(Source records)

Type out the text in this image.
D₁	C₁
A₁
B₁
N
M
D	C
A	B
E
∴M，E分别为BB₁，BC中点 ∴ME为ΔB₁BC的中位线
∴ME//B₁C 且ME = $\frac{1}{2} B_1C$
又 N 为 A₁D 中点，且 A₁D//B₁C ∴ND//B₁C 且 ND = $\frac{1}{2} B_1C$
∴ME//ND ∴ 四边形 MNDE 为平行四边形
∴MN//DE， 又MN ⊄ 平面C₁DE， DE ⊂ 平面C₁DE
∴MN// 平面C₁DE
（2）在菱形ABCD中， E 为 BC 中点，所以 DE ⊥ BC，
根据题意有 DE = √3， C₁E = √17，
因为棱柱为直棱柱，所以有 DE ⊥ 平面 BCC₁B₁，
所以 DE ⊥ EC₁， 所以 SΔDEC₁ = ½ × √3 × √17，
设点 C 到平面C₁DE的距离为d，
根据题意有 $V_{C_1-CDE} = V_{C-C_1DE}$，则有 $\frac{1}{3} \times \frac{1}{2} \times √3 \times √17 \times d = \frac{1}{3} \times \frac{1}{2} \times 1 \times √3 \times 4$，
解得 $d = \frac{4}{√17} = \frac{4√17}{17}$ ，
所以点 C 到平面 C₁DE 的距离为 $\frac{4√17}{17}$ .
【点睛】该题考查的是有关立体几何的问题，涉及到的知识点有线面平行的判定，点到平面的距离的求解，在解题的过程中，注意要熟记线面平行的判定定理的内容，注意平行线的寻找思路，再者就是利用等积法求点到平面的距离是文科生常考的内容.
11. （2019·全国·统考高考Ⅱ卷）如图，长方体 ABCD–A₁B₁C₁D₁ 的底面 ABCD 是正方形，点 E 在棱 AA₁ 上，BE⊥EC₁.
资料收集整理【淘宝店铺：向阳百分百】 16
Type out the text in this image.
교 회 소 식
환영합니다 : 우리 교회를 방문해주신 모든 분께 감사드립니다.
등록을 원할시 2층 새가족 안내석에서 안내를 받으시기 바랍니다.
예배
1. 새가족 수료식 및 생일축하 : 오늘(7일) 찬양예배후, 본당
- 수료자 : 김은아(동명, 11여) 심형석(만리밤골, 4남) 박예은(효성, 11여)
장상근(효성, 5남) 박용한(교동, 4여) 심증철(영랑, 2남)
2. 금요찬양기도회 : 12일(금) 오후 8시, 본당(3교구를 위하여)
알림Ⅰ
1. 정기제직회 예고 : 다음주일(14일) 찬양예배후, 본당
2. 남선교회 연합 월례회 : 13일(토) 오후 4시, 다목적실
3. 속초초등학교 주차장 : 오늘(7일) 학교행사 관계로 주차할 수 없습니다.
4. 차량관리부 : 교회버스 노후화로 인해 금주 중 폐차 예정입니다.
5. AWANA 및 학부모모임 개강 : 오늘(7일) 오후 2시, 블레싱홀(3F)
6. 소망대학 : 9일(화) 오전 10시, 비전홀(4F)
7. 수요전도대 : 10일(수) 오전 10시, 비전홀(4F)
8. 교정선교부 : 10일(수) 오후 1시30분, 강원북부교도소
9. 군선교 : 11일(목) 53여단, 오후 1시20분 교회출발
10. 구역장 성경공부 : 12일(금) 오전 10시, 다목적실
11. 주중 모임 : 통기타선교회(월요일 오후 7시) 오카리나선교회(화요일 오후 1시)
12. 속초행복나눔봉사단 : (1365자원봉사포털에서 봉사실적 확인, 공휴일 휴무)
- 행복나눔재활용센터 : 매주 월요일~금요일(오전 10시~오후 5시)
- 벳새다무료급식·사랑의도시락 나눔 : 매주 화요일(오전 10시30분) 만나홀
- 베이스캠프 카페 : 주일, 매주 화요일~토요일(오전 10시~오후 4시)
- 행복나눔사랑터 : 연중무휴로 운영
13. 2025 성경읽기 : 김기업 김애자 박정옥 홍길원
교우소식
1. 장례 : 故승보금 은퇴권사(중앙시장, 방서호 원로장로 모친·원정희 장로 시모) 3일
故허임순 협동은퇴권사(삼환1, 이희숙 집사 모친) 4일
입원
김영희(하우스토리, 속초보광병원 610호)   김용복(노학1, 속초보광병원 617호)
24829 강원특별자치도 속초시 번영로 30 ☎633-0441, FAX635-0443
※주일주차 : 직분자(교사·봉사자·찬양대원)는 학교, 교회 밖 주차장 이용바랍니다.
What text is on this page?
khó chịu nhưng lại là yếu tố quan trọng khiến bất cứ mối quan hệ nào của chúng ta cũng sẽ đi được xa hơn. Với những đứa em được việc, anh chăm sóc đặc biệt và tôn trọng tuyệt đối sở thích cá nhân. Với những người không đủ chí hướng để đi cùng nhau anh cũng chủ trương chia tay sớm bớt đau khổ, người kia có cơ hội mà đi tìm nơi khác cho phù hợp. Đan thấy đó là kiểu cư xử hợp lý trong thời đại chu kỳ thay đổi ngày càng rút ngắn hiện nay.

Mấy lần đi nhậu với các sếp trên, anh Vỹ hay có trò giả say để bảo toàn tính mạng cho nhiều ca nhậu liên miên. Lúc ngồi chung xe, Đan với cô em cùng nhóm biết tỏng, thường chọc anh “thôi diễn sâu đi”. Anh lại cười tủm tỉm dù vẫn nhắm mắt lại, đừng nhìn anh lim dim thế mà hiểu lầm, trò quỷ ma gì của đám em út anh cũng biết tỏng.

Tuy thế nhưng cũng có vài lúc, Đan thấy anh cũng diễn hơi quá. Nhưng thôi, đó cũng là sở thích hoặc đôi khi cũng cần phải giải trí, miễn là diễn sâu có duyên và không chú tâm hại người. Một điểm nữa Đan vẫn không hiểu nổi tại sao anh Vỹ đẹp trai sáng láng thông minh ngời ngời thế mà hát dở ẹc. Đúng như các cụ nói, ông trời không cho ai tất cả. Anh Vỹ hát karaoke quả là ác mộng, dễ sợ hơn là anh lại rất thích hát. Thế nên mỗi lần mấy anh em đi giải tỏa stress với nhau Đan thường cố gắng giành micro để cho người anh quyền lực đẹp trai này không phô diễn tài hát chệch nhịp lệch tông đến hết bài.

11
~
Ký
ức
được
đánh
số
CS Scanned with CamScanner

> Aim of the task: Copy out each line exactly as written.

> Output of the task:
Type out the text in this image.
D₁	C₁
A₁
B₁
N
M
D	C
A	B
E
∴M，E分别为BB₁，BC中点 ∴ME为ΔB₁BC的中位线
∴ME//B₁C 且ME = $\frac{1}{2} B_1C$
又 N 为 A₁D 中点，且 A₁D//B₁C ∴ND//B₁C 且 ND = $\frac{1}{2} B_1C$
∴ME//ND ∴ 四边形 MNDE 为平行四边形
∴MN//DE， 又MN ⊄ 平面C₁DE， DE ⊂ 平面C₁DE
∴MN// 平面C₁DE
（2）在菱形ABCD中， E 为 BC 中点，所以 DE ⊥ BC，
根据题意有 DE = √3， C₁E = √17，
因为棱柱为直棱柱，所以有 DE ⊥ 平面 BCC₁B₁，
所以 DE ⊥ EC₁， 所以 SΔDEC₁ = ½ × √3 × √17，
设点 C 到平面C₁DE的距离为d，
根据题意有 $V_{C_1-CDE} = V_{C-C_1DE}$，则有 $\frac{1}{3} \times \frac{1}{2} \times √3 \times √17 \times d = \frac{1}{3} \times \frac{1}{2} \times 1 \times √3 \times 4$，
解得 $d = \frac{4}{√17} = \frac{4√17}{17}$ ，
所以点 C 到平面 C₁DE 的距离为 $\frac{4√17}{17}$ .
【点睛】该题考查的是有关立体几何的问题，涉及到的知识点有线面平行的判定，点到平面的距离的求解，在解题的过程中，注意要熟记线面平行的判定定理的内容，注意平行线的寻找思路，再者就是利用等积法求点到平面的距离是文科生常考的内容.
11. （2019·全国·统考高考Ⅱ卷）如图，长方体 ABCD–A₁B₁C₁D₁ 的底面 ABCD 是正方形，点 E 在棱 AA₁ 上，BE⊥EC₁.
资料收集整理【淘宝店铺：向阳百分百】 16
Type out the text in this image.
교 회 소 식
환영합니다 : 우리 교회를 방문해주신 모든 분께 감사드립니다.
등록을 원할시 2층 새가족 안내석에서 안내를 받으시기 바랍니다.
예배
1. 새가족 수료식 및 생일축하 : 오늘(7일) 찬양예배후, 본당
- 수료자 : 김은아(동명, 11여) 심형석(만리밤골, 4남) 박예은(효성, 11여)
장상근(효성, 5남) 박용한(교동, 4여) 심증철(영랑, 2남)
2. 금요찬양기도회 : 12일(금) 오후 8시, 본당(3교구를 위하여)
알림Ⅰ
1. 정기제직회 예고 : 다음주일(14일) 찬양예배후, 본당
2. 남선교회 연합 월례회 : 13일(토) 오후 4시, 다목적실
3. 속초초등학교 주차장 : 오늘(7일) 학교행사 관계로 주차할 수 없습니다.
4. 차량관리부 : 교회버스 노후화로 인해 금주 중 폐차 예정입니다.
5. AWANA 및 학부모모임 개강 : 오늘(7일) 오후 2시, 블레싱홀(3F)
6. 소망대학 : 9일(화) 오전 10시, 비전홀(4F)
7. 수요전도대 : 10일(수) 오전 10시, 비전홀(4F)
8. 교정선교부 : 10일(수) 오후 1시30분, 강원북부교도소
9. 군선교 : 11일(목) 53여단, 오후 1시20분 교회출발
10. 구역장 성경공부 : 12일(금) 오전 10시, 다목적실
11. 주중 모임 : 통기타선교회(월요일 오후 7시) 오카리나선교회(화요일 오후 1시)
12. 속초행복나눔봉사단 : (1365자원봉사포털에서 봉사실적 확인, 공휴일 휴무)
- 행복나눔재활용센터 : 매주 월요일~금요일(오전 10시~오후 5시)
- 벳새다무료급식·사랑의도시락 나눔 : 매주 화요일(오전 10시30분) 만나홀
- 베이스캠프 카페 : 주일, 매주 화요일~토요일(오전 10시~오후 4시)
- 행복나눔사랑터 : 연중무휴로 운영
13. 2025 성경읽기 : 김기업 김애자 박정옥 홍길원
교우소식
1. 장례 : 故승보금 은퇴권사(중앙시장, 방서호 원로장로 모친·원정희 장로 시모) 3일
故허임순 협동은퇴권사(삼환1, 이희숙 집사 모친) 4일
입원
김영희(하우스토리, 속초보광병원 610호)   김용복(노학1, 속초보광병원 617호)
24829 강원특별자치도 속초시 번영로 30 ☎633-0441, FAX635-0443
※주일주차 : 직분자(교사·봉사자·찬양대원)는 학교, 교회 밖 주차장 이용바랍니다.
What text is on this page?
khó chịu nhưng lại là yếu tố quan trọng khiến bất cứ mối quan hệ nào của chúng ta cũng sẽ đi được xa hơn. Với những đứa em được việc, anh chăm sóc đặc biệt và tôn trọng tuyệt đối sở thích cá nhân. Với những người không đủ chí hướng để đi cùng nhau anh cũng chủ trương chia tay sớm bớt đau khổ, người kia có cơ hội mà đi tìm nơi khác cho phù hợp. Đan thấy đó là kiểu cư xử hợp lý trong thời đại chu kỳ thay đổi ngày càng rút ngắn hiện nay.

Mấy lần đi nhậu với các sếp trên, anh Vỹ hay có trò giả say để bảo toàn tính mạng cho nhiều ca nhậu liên miên. Lúc ngồi chung xe, Đan với cô em cùng nhóm biết tỏng, thường chọc anh “thôi diễn sâu đi”. Anh lại cười tủm tỉm dù vẫn nhắm mắt lại, đừng nhìn anh lim dim thế mà hiểu lầm, trò quỷ ma gì của đám em út anh cũng biết tỏng.

Tuy thế nhưng cũng có vài lúc, Đan thấy anh cũng diễn hơi quá. Nhưng thôi, đó cũng là sở thích hoặc đôi khi cũng cần phải giải trí, miễn là diễn sâu có duyên và không chú tâm hại người. Một điểm nữa Đan vẫn không hiểu nổi tại sao anh Vỹ đẹp trai sáng láng thông minh ngời ngời thế mà hát dở ẹc. Đúng như các cụ nói, ông trời không cho ai tất cả. Anh Vỹ hát karaoke quả là ác mộng, dễ sợ hơn là anh lại rất thích hát. Thế nên mỗi lần mấy anh em đi giải tỏa stress với nhau Đan thường cố gắng giành micro để cho người anh quyền lực đẹp trai này không phô diễn tài hát chệch nhịp lệch tông đến hết bài.

11
~
Ký
ức
được
đánh
số
CS Scanned with CamScanner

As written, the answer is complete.